**TASK OBJECTIVE:** Could you output each line of the data that follows exactly?

[start SUPPLIED DATA]

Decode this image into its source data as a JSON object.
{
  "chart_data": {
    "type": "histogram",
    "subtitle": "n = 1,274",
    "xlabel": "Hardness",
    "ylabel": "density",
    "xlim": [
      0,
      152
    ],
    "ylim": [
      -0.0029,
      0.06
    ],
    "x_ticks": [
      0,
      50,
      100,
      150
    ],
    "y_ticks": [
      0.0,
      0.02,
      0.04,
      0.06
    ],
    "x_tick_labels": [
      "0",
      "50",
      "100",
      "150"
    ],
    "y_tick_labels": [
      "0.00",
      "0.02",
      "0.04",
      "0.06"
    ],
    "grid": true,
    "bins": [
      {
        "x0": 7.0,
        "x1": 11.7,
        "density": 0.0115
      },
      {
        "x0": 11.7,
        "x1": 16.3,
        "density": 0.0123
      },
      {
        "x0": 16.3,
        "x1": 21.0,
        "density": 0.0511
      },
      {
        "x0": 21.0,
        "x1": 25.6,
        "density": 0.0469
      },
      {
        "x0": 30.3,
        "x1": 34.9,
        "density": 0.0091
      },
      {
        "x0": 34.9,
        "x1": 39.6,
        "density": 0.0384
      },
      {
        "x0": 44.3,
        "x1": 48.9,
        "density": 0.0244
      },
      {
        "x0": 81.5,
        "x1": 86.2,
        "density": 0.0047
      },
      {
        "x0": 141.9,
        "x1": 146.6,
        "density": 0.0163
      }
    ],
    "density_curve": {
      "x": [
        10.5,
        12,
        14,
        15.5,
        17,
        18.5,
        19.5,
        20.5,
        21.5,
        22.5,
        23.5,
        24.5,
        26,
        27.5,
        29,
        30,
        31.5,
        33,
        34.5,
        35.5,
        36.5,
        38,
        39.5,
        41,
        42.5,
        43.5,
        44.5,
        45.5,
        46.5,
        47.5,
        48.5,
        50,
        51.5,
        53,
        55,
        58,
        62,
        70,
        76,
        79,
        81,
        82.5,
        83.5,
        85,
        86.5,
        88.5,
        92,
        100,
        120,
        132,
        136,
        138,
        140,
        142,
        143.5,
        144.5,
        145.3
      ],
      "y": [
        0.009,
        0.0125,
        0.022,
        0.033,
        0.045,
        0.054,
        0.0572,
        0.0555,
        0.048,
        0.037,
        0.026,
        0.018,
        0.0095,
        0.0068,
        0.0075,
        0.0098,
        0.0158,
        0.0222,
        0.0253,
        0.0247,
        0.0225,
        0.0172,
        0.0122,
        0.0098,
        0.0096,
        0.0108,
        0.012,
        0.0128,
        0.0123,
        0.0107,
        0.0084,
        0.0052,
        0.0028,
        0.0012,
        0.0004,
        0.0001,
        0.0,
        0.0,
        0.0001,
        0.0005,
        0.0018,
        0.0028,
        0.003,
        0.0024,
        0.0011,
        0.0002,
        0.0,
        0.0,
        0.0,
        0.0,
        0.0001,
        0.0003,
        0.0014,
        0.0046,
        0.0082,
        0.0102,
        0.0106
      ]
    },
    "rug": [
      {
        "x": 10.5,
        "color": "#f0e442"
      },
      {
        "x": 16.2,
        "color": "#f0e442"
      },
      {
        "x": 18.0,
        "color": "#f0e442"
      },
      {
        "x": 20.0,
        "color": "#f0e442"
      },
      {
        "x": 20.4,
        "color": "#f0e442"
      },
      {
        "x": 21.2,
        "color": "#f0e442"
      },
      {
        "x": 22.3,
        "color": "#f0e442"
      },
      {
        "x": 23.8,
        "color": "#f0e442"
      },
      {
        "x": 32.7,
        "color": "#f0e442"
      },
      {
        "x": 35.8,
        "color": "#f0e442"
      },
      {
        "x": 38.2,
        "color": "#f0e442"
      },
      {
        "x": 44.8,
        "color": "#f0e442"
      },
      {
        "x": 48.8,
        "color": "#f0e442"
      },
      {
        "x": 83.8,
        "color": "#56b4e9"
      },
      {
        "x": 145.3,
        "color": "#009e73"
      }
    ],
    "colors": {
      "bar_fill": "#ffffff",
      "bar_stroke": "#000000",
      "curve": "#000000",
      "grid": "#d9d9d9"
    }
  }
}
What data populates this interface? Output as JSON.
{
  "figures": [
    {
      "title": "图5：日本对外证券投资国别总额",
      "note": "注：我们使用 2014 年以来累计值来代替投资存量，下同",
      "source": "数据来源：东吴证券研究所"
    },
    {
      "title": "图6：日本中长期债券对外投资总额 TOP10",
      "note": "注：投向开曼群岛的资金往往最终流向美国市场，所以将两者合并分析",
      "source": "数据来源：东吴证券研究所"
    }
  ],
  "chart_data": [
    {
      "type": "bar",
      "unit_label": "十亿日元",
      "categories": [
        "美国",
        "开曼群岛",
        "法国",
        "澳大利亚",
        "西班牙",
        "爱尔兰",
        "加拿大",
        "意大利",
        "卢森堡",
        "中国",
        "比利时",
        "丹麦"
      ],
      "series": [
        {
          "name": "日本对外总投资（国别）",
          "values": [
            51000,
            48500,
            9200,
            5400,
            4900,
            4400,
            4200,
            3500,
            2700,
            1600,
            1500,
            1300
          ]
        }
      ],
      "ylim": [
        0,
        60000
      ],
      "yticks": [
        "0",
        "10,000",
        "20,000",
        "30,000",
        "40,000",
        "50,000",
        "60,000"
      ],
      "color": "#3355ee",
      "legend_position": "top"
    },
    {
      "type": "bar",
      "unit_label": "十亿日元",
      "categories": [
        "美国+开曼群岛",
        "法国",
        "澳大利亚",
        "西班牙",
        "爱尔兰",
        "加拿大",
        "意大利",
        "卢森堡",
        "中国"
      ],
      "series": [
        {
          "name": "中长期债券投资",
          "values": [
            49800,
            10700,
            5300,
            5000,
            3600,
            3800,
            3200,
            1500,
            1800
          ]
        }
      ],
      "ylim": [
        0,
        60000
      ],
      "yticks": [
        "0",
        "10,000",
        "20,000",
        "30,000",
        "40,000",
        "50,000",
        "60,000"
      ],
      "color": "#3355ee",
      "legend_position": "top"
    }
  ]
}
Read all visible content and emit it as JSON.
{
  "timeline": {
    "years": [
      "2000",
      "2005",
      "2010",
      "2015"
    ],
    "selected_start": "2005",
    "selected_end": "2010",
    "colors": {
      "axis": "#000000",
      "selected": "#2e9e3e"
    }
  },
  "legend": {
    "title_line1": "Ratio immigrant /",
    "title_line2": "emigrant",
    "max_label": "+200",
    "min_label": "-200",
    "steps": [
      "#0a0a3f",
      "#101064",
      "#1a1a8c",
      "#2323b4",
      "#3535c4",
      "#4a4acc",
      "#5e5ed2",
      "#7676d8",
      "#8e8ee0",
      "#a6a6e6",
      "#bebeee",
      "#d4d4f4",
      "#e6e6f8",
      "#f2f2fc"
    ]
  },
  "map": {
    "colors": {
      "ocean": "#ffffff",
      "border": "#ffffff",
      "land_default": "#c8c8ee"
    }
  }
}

[end SUPPLIED DATA]

**RESULT OF THE EXERCISE:**
Decode this image into its source data as a JSON object.
{
  "chart_data": {
    "type": "histogram",
    "subtitle": "n = 1,274",
    "xlabel": "Hardness",
    "ylabel": "density",
    "xlim": [
      0,
      152
    ],
    "ylim": [
      -0.0029,
      0.06
    ],
    "x_ticks": [
      0,
      50,
      100,
      150
    ],
    "y_ticks": [
      0.0,
      0.02,
      0.04,
      0.06
    ],
    "x_tick_labels": [
      "0",
      "50",
      "100",
      "150"
    ],
    "y_tick_labels": [
      "0.00",
      "0.02",
      "0.04",
      "0.06"
    ],
    "grid": true,
    "bins": [
      {
        "x0": 7.0,
        "x1": 11.7,
        "density": 0.0115
      },
      {
        "x0": 11.7,
        "x1": 16.3,
        "density": 0.0123
      },
      {
        "x0": 16.3,
        "x1": 21.0,
        "density": 0.0511
      },
      {
        "x0": 21.0,
        "x1": 25.6,
        "density": 0.0469
      },
      {
        "x0": 30.3,
        "x1": 34.9,
        "density": 0.0091
      },
      {
        "x0": 34.9,
        "x1": 39.6,
        "density": 0.0384
      },
      {
        "x0": 44.3,
        "x1": 48.9,
        "density": 0.0244
      },
      {
        "x0": 81.5,
        "x1": 86.2,
        "density": 0.0047
      },
      {
        "x0": 141.9,
        "x1": 146.6,
        "density": 0.0163
      }
    ],
    "density_curve": {
      "x": [
        10.5,
        12,
        14,
        15.5,
        17,
        18.5,
        19.5,
        20.5,
        21.5,
        22.5,
        23.5,
        24.5,
        26,
        27.5,
        29,
        30,
        31.5,
        33,
        34.5,
        35.5,
        36.5,
        38,
        39.5,
        41,
        42.5,
        43.5,
        44.5,
        45.5,
        46.5,
        47.5,
        48.5,
        50,
        51.5,
        53,
        55,
        58,
        62,
        70,
        76,
        79,
        81,
        82.5,
        83.5,
        85,
        86.5,
        88.5,
        92,
        100,
        120,
        132,
        136,
        138,
        140,
        142,
        143.5,
        144.5,
        145.3
      ],
      "y": [
        0.009,
        0.0125,
        0.022,
        0.033,
        0.045,
        0.054,
        0.0572,
        0.0555,
        0.048,
        0.037,
        0.026,
        0.018,
        0.0095,
        0.0068,
        0.0075,
        0.0098,
        0.0158,
        0.0222,
        0.0253,
        0.0247,
        0.0225,
        0.0172,
        0.0122,
        0.0098,
        0.0096,
        0.0108,
        0.012,
        0.0128,
        0.0123,
        0.0107,
        0.0084,
        0.0052,
        0.0028,
        0.0012,
        0.0004,
        0.0001,
        0.0,
        0.0,
        0.0001,
        0.0005,
        0.0018,
        0.0028,
        0.003,
        0.0024,
        0.0011,
        0.0002,
        0.0,
        0.0,
        0.0,
        0.0,
        0.0001,
        0.0003,
        0.0014,
        0.0046,
        0.0082,
        0.0102,
        0.0106
      ]
    },
    "rug": [
      {
        "x": 10.5,
        "color": "#f0e442"
      },
      {
        "x": 16.2,
        "color": "#f0e442"
      },
      {
        "x": 18.0,
        "color": "#f0e442"
      },
      {
        "x": 20.0,
        "color": "#f0e442"
      },
      {
        "x": 20.4,
        "color": "#f0e442"
      },
      {
        "x": 21.2,
        "color": "#f0e442"
      },
      {
        "x": 22.3,
        "color": "#f0e442"
      },
      {
        "x": 23.8,
        "color": "#f0e442"
      },
      {
        "x": 32.7,
        "color": "#f0e442"
      },
      {
        "x": 35.8,
        "color": "#f0e442"
      },
      {
        "x": 38.2,
        "color": "#f0e442"
      },
      {
        "x": 44.8,
        "color": "#f0e442"
      },
      {
        "x": 48.8,
        "color": "#f0e442"
      },
      {
        "x": 83.8,
        "color": "#56b4e9"
      },
      {
        "x": 145.3,
        "color": "#009e73"
      }
    ],
    "colors": {
      "bar_fill": "#ffffff",
      "bar_stroke": "#000000",
      "curve": "#000000",
      "grid": "#d9d9d9"
    }
  }
}
What data populates this interface? Output as JSON.
{
  "figures": [
    {
      "title": "图5：日本对外证券投资国别总额",
      "note": "注：我们使用 2014 年以来累计值来代替投资存量，下同",
      "source": "数据来源：东吴证券研究所"
    },
    {
      "title": "图6：日本中长期债券对外投资总额 TOP10",
      "note": "注：投向开曼群岛的资金往往最终流向美国市场，所以将两者合并分析",
      "source": "数据来源：东吴证券研究所"
    }
  ],
  "chart_data": [
    {
      "type": "bar",
      "unit_label": "十亿日元",
      "categories": [
        "美国",
        "开曼群岛",
        "法国",
        "澳大利亚",
        "西班牙",
        "爱尔兰",
        "加拿大",
        "意大利",
        "卢森堡",
        "中国",
        "比利时",
        "丹麦"
      ],
      "series": [
        {
          "name": "日本对外总投资（国别）",
          "values": [
            51000,
            48500,
            9200,
            5400,
            4900,
            4400,
            4200,
            3500,
            2700,
            1600,
            1500,
            1300
          ]
        }
      ],
      "ylim": [
        0,
        60000
      ],
      "yticks": [
        "0",
        "10,000",
        "20,000",
        "30,000",
        "40,000",
        "50,000",
        "60,000"
      ],
      "color": "#3355ee",
      "legend_position": "top"
    },
    {
      "type": "bar",
      "unit_label": "十亿日元",
      "categories": [
        "美国+开曼群岛",
        "法国",
        "澳大利亚",
        "西班牙",
        "爱尔兰",
        "加拿大",
        "意大利",
        "卢森堡",
        "中国"
      ],
      "series": [
        {
          "name": "中长期债券投资",
          "values": [
            49800,
            10700,
            5300,
            5000,
            3600,
            3800,
            3200,
            1500,
            1800
          ]
        }
      ],
      "ylim": [
        0,
        60000
      ],
      "yticks": [
        "0",
        "10,000",
        "20,000",
        "30,000",
        "40,000",
        "50,000",
        "60,000"
      ],
      "color": "#3355ee",
      "legend_position": "top"
    }
  ]
}
Read all visible content and emit it as JSON.
{
  "timeline": {
    "years": [
      "2000",
      "2005",
      "2010",
      "2015"
    ],
    "selected_start": "2005",
    "selected_end": "2010",
    "colors": {
      "axis": "#000000",
      "selected": "#2e9e3e"
    }
  },
  "legend": {
    "title_line1": "Ratio immigrant /",
    "title_line2": "emigrant",
    "max_label": "+200",
    "min_label": "-200",
    "steps": [
      "#0a0a3f",
      "#101064",
      "#1a1a8c",
      "#2323b4",
      "#3535c4",
      "#4a4acc",
      "#5e5ed2",
      "#7676d8",
      "#8e8ee0",
      "#a6a6e6",
      "#bebeee",
      "#d4d4f4",
      "#e6e6f8",
      "#f2f2fc"
    ]
  },
  "map": {
    "colors": {
      "ocean": "#ffffff",
      "border": "#ffffff",
      "land_default": "#c8c8ee"
    }
  }
}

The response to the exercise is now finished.